---- GIVEN TEXT

#68 TIMESTAMP out translator given wrong size tuple

open-fixed
None
5
2006-09-08
2006-09-08
Anders J. Munch
No

The timestamp out type translator is passed a
seven-tuple instead of a six-tuple. That is, after
connection.set_type_trans_out(
{'TIMESTAMP': TypeTransTimestampOut} )
the argument passed to TypeTransTimestampOut is a tuple
containing seven values. The first six values are as
expected, the last one is 0.

I'm fairly confident this was introduced with an
upgrade, from 3.1
(kinterbasdb-3.1_pre9.win32-FB-1.0-py2.4.exe) to 3.2.0
(kinterbasdb-3.2.win32-FB-1.0-py2.4.exe).

Personally I don't care if you fix it or document the
change. The last value is milliseconds or what?

Relatedly, there's a little documentation bug in the
table "Signature Specifications for Input and Output
Translators" in
http://kinterbasdb.sourceforge.net/dist_docs/usage.htm;
it goes "Args: a single Python 3-tuple of the form
(year, month, day, hour, minute, second)". That's a
big 3-tuple :-).

(W2K, Python 2.4.3, kinterbasdb 3.2.0, IB 7.1.)

Discussion

  • Logged In: YES
    user_id=414645

    > The timestamp out type translator is passed a
    > seven-tuple instead of a six-tuple.

    That's due to a backward-incompatible (but deliberate)
    change that took place in the 3.2 development cycle, and is
    listed in docs/changelog.txt in the
    "BACKWARD-INCOMPATIBILITIES" section of "3.2rc1 versus
    3.2b1". Here's the text:
    """
    Dynamic Type Translators for TIME and TIMESTAMP fields must
    now accomodate an additional tuple element: an integer
    which represents microseconds. The official TIME and
    TIMESTAMP type translators in typeconv_datetime_naked.py,
    typeconv_datetime_stdlib.py, and typeconv_datetime_mx.py
    have been updated, and can be used as a guide.
    """

    Normally, I try to avoid significant
    backward-incompatibilities, but in this case, I couldn't
    think of a good alternative. Firebird timestamp and time
    fields contain an undocumented sub-second portion, which I
    was completely unaware of until someone pointed it out to me
    during the 3.2 development cycle. KInterbasDB had never
    supported it before, and I think that was a major limitation
    that needed to be fixed.

--------
---- DATA FOR ANALYSIS

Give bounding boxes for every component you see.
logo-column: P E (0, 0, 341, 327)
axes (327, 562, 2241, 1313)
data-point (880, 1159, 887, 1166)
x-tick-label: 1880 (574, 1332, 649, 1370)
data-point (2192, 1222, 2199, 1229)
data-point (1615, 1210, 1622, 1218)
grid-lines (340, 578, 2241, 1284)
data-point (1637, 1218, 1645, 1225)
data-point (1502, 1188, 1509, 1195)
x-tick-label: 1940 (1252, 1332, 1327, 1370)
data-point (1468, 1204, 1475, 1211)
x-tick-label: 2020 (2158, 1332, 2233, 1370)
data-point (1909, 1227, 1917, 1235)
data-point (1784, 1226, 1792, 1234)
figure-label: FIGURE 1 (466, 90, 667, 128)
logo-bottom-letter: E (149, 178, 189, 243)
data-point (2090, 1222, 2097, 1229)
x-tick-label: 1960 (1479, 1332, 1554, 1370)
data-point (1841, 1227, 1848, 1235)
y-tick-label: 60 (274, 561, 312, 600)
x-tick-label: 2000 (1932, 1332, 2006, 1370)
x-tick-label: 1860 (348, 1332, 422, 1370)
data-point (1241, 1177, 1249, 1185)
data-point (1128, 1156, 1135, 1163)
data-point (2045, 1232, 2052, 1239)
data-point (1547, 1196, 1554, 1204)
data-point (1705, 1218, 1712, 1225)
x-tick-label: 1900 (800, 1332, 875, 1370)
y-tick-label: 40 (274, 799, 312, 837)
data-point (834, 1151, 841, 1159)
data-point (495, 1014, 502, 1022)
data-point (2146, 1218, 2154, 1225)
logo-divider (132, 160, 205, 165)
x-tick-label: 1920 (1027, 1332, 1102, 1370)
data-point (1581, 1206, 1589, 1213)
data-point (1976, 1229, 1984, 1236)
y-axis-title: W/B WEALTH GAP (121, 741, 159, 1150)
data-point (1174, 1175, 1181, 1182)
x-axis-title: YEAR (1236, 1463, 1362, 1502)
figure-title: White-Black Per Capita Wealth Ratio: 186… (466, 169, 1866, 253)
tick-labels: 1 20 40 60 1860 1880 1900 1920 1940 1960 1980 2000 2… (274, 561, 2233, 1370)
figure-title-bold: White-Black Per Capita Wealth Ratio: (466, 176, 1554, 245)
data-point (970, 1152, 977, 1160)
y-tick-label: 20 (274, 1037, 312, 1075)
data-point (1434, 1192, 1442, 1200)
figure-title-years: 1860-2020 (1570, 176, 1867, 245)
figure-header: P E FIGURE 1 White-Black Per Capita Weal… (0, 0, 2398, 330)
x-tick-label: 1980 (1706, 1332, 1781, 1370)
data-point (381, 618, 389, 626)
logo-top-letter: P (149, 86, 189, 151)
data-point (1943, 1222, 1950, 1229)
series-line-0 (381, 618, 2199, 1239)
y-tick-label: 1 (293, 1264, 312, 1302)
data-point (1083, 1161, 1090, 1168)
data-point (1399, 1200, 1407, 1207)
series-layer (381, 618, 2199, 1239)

--------

### [ASSIGNMENT 1]
Name every file that the changelog excerpt in the kinterbasdb bug report cites as containing an official TIME and TIMESTAMP type translator.
### [ASSIGNMENT 2]
Proceed with the kinterbasdb bug report discussion, starting after its final sentence.

### [EXERCISE RESULT 1]
typeconv_datetime_naked.py, typeconv_datetime_stdlib.py, typeconv_datetime_mx.py

### [EXERCISE RESULT 2]
    Although it would have been possible to make the the
    microseconds tuple element optional, that would have imposed
    additional overhead on all of the standard conversions,
    which probably handle 99.7% of all consersions in
    KInterbasDB client programs. Also, making the microseconds
    element optional would have allowed those who write their
    own converters to remain unaware that a sub-second component
    is now available.

    So I decided to make a backward-incompatible change. I
    documented it in the changelog, but you're quite correct
    that I failed to update the Usage Guide. I'm sorry about
    that. When making a backward-incompatible change, I should
    have been more diligent about updating the documentation.
    The problem is now fixed in the online copy Usage Guide
    (http://kinterbasdb.sourceforge.net/dist_docs/usage.html ),
    and that fix will of course appear in KInterbasDB 3.2.1.

    > Relatedly, there's a little documentation bug in the
    > table "Signature Specifications for Input and Output
    > Translators"...
    > That's a big 3-tuple :-).

    I corrected that too.

    Thanks for reporting these documentation bugs.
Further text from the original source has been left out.